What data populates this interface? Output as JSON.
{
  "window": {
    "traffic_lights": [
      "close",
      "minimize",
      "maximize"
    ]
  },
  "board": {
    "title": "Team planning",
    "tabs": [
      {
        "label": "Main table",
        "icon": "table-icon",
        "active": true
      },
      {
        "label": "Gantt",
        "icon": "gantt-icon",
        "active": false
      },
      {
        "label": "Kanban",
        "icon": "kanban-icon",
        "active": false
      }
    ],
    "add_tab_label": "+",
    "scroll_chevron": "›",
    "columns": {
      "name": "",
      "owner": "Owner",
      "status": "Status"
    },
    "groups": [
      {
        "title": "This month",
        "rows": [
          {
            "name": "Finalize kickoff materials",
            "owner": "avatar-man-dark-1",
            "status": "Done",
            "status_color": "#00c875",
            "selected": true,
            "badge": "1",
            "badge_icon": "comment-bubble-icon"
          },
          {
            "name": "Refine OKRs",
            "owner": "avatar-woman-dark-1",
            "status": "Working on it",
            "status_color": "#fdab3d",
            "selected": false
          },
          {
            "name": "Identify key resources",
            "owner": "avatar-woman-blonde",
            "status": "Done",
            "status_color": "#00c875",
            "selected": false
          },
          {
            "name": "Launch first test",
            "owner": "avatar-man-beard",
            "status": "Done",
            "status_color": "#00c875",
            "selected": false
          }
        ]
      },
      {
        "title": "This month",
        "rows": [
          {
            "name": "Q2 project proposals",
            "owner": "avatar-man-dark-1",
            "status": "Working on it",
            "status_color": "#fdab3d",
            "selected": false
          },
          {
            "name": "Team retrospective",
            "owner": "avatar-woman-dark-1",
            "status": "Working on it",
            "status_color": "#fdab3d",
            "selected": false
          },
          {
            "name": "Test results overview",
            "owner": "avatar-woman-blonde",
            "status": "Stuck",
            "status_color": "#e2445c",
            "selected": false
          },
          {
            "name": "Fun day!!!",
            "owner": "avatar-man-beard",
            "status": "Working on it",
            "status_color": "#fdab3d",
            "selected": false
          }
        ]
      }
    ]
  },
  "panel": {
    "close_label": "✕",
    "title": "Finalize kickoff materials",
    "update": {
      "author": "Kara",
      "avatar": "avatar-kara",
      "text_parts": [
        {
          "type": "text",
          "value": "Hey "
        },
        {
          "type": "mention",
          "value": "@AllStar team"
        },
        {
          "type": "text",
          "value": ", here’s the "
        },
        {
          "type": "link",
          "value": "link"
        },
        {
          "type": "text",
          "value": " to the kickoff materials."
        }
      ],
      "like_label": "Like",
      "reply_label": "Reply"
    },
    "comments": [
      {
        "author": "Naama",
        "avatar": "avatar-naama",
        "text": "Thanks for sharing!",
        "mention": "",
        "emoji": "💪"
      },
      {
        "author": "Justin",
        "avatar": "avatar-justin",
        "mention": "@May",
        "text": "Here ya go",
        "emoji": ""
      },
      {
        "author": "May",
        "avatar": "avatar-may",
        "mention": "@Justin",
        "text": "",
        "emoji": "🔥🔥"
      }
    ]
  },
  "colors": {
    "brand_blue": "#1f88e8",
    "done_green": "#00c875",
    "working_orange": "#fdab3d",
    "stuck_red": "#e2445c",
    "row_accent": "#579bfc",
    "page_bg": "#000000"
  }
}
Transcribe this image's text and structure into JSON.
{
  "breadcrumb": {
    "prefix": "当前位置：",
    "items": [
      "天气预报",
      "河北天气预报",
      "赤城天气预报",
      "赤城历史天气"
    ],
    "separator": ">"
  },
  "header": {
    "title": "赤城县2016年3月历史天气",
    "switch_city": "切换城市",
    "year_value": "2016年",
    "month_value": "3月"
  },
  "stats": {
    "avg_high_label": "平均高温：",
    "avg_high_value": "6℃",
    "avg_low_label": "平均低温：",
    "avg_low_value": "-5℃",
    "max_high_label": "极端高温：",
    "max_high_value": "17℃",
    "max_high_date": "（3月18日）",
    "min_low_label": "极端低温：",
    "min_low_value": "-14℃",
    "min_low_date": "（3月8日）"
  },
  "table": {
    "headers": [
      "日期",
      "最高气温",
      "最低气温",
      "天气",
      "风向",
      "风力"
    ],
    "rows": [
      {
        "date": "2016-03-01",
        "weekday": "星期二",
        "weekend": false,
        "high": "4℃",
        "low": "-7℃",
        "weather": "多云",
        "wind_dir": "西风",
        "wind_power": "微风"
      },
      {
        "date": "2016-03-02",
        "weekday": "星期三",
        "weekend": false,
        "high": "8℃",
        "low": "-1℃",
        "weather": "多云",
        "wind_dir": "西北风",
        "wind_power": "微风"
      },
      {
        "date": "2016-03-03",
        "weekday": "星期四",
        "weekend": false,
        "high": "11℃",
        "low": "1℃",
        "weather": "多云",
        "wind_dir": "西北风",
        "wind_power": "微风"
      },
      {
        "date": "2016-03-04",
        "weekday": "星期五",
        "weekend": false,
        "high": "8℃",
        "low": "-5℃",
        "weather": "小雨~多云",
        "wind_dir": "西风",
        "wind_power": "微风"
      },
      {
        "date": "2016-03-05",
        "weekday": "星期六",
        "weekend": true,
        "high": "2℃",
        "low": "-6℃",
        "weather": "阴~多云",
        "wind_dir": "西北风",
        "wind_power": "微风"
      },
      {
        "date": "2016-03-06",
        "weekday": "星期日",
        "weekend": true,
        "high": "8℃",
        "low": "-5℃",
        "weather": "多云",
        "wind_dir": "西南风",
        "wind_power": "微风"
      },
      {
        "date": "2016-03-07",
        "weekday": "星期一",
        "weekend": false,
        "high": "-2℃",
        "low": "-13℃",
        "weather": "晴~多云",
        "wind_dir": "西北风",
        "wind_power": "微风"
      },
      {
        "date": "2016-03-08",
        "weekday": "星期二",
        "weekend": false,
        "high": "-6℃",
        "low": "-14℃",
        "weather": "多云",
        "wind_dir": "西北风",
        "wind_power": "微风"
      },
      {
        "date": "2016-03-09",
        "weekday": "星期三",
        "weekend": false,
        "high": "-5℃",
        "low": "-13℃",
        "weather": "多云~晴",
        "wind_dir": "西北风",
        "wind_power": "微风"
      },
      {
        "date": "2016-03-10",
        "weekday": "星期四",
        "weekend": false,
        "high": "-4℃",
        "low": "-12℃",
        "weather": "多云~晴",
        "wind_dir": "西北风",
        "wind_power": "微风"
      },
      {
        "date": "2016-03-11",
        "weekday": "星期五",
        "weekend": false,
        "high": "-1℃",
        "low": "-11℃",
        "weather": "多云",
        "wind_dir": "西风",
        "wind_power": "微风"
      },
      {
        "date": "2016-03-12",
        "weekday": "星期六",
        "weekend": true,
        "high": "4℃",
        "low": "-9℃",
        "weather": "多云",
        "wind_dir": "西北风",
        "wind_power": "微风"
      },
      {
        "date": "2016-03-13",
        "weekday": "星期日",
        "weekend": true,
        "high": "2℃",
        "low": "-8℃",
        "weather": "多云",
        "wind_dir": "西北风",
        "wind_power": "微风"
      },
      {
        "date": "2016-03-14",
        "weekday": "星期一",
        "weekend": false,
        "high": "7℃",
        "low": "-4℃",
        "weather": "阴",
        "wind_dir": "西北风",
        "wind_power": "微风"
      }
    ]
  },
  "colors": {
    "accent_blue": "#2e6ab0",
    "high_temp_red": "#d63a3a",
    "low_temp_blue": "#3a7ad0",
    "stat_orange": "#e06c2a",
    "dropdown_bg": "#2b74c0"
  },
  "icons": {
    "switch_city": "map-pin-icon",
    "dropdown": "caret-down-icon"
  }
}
————
Required task -
Write out the full listing, keeping every line exactly as it is.

Response to the exercise -
What data populates this interface? Output as JSON.
{
  "window": {
    "traffic_lights": [
      "close",
      "minimize",
      "maximize"
    ]
  },
  "board": {
    "title": "Team planning",
    "tabs": [
      {
        "label": "Main table",
        "icon": "table-icon",
        "active": true
      },
      {
        "label": "Gantt",
        "icon": "gantt-icon",
        "active": false
      },
      {
        "label": "Kanban",
        "icon": "kanban-icon",
        "active": false
      }
    ],
    "add_tab_label": "+",
    "scroll_chevron": "›",
    "columns": {
      "name": "",
      "owner": "Owner",
      "status": "Status"
    },
    "groups": [
      {
        "title": "This month",
        "rows": [
          {
            "name": "Finalize kickoff materials",
            "owner": "avatar-man-dark-1",
            "status": "Done",
            "status_color": "#00c875",
            "selected": true,
            "badge": "1",
            "badge_icon": "comment-bubble-icon"
          },
          {
            "name": "Refine OKRs",
            "owner": "avatar-woman-dark-1",
            "status": "Working on it",
            "status_color": "#fdab3d",
            "selected": false
          },
          {
            "name": "Identify key resources",
            "owner": "avatar-woman-blonde",
            "status": "Done",
            "status_color": "#00c875",
            "selected": false
          },
          {
            "name": "Launch first test",
            "owner": "avatar-man-beard",
            "status": "Done",
            "status_color": "#00c875",
            "selected": false
          }
        ]
      },
      {
        "title": "This month",
        "rows": [
          {
            "name": "Q2 project proposals",
            "owner": "avatar-man-dark-1",
            "status": "Working on it",
            "status_color": "#fdab3d",
            "selected": false
          },
          {
            "name": "Team retrospective",
            "owner": "avatar-woman-dark-1",
            "status": "Working on it",
            "status_color": "#fdab3d",
            "selected": false
          },
          {
            "name": "Test results overview",
            "owner": "avatar-woman-blonde",
            "status": "Stuck",
            "status_color": "#e2445c",
            "selected": false
          },
          {
            "name": "Fun day!!!",
            "owner": "avatar-man-beard",
            "status": "Working on it",
            "status_color": "#fdab3d",
            "selected": false
          }
        ]
      }
    ]
  },
  "panel": {
    "close_label": "✕",
    "title": "Finalize kickoff materials",
    "update": {
      "author": "Kara",
      "avatar": "avatar-kara",
      "text_parts": [
        {
          "type": "text",
          "value": "Hey "
        },
        {
          "type": "mention",
          "value": "@AllStar team"
        },
        {
          "type": "text",
          "value": ", here’s the "
        },
        {
          "type": "link",
          "value": "link"
        },
        {
          "type": "text",
          "value": " to the kickoff materials."
        }
      ],
      "like_label": "Like",
      "reply_label": "Reply"
    },
    "comments": [
      {
        "author": "Naama",
        "avatar": "avatar-naama",
        "text": "Thanks for sharing!",
        "mention": "",
        "emoji": "💪"
      },
      {
        "author": "Justin",
        "avatar": "avatar-justin",
        "mention": "@May",
        "text": "Here ya go",
        "emoji": ""
      },
      {
        "author": "May",
        "avatar": "avatar-may",
        "mention": "@Justin",
        "text": "",
        "emoji": "🔥🔥"
      }
    ]
  },
  "colors": {
    "brand_blue": "#1f88e8",
    "done_green": "#00c875",
    "working_orange": "#fdab3d",
    "stuck_red": "#e2445c",
    "row_accent": "#579bfc",
    "page_bg": "#000000"
  }
}
Transcribe this image's text and structure into JSON.
{
  "breadcrumb": {
    "prefix": "当前位置：",
    "items": [
      "天气预报",
      "河北天气预报",
      "赤城天气预报",
      "赤城历史天气"
    ],
    "separator": ">"
  },
  "header": {
    "title": "赤城县2016年3月历史天气",
    "switch_city": "切换城市",
    "year_value": "2016年",
    "month_value": "3月"
  },
  "stats": {
    "avg_high_label": "平均高温：",
    "avg_high_value": "6℃",
    "avg_low_label": "平均低温：",
    "avg_low_value": "-5℃",
    "max_high_label": "极端高温：",
    "max_high_value": "17℃",
    "max_high_date": "（3月18日）",
    "min_low_label": "极端低温：",
    "min_low_value": "-14℃",
    "min_low_date": "（3月8日）"
  },
  "table": {
    "headers": [
      "日期",
      "最高气温",
      "最低气温",
      "天气",
      "风向",
      "风力"
    ],
    "rows": [
      {
        "date": "2016-03-01",
        "weekday": "星期二",
        "weekend": false,
        "high": "4℃",
        "low": "-7℃",
        "weather": "多云",
        "wind_dir": "西风",
        "wind_power": "微风"
      },
      {
        "date": "2016-03-02",
        "weekday": "星期三",
        "weekend": false,
        "high": "8℃",
        "low": "-1℃",
        "weather": "多云",
        "wind_dir": "西北风",
        "wind_power": "微风"
      },
      {
        "date": "2016-03-03",
        "weekday": "星期四",
        "weekend": false,
        "high": "11℃",
        "low": "1℃",
        "weather": "多云",
        "wind_dir": "西北风",
        "wind_power": "微风"
      },
      {
        "date": "2016-03-04",
        "weekday": "星期五",
        "weekend": false,
        "high": "8℃",
        "low": "-5℃",
        "weather": "小雨~多云",
        "wind_dir": "西风",
        "wind_power": "微风"
      },
      {
        "date": "2016-03-05",
        "weekday": "星期六",
        "weekend": true,
        "high": "2℃",
        "low": "-6℃",
        "weather": "阴~多云",
        "wind_dir": "西北风",
        "wind_power": "微风"
      },
      {
        "date": "2016-03-06",
        "weekday": "星期日",
        "weekend": true,
        "high": "8℃",
        "low": "-5℃",
        "weather": "多云",
        "wind_dir": "西南风",
        "wind_power": "微风"
      },
      {
        "date": "2016-03-07",
        "weekday": "星期一",
        "weekend": false,
        "high": "-2℃",
        "low": "-13℃",
        "weather": "晴~多云",
        "wind_dir": "西北风",
        "wind_power": "微风"
      },
      {
        "date": "2016-03-08",
        "weekday": "星期二",
        "weekend": false,
        "high": "-6℃",
        "low": "-14℃",
        "weather": "多云",
        "wind_dir": "西北风",
        "wind_power": "微风"
      },
      {
        "date": "2016-03-09",
        "weekday": "星期三",
        "weekend": false,
        "high": "-5℃",
        "low": "-13℃",
        "weather": "多云~晴",
        "wind_dir": "西北风",
        "wind_power": "微风"
      },
      {
        "date": "2016-03-10",
        "weekday": "星期四",
        "weekend": false,
        "high": "-4℃",
        "low": "-12℃",
        "weather": "多云~晴",
        "wind_dir": "西北风",
        "wind_power": "微风"
      },
      {
        "date": "2016-03-11",
        "weekday": "星期五",
        "weekend": false,
        "high": "-1℃",
        "low": "-11℃",
        "weather": "多云",
        "wind_dir": "西风",
        "wind_power": "微风"
      },
      {
        "date": "2016-03-12",
        "weekday": "星期六",
        "weekend": true,
        "high": "4℃",
        "low": "-9℃",
        "weather": "多云",
        "wind_dir": "西北风",
        "wind_power": "微风"
      },
      {
        "date": "2016-03-13",
        "weekday": "星期日",
        "weekend": true,
        "high": "2℃",
        "low": "-8℃",
        "weather": "多云",
        "wind_dir": "西北风",
        "wind_power": "微风"
      },
      {
        "date": "2016-03-14",
        "weekday": "星期一",
        "weekend": false,
        "high": "7℃",
        "low": "-4℃",
        "weather": "阴",
        "wind_dir": "西北风",
        "wind_power": "微风"
      }
    ]
  },
  "colors": {
    "accent_blue": "#2e6ab0",
    "high_temp_red": "#d63a3a",
    "low_temp_blue": "#3a7ad0",
    "stat_orange": "#e06c2a",
    "dropdown_bg": "#2b74c0"
  },
  "icons": {
    "switch_city": "map-pin-icon",
    "dropdown": "caret-down-icon"
  }
}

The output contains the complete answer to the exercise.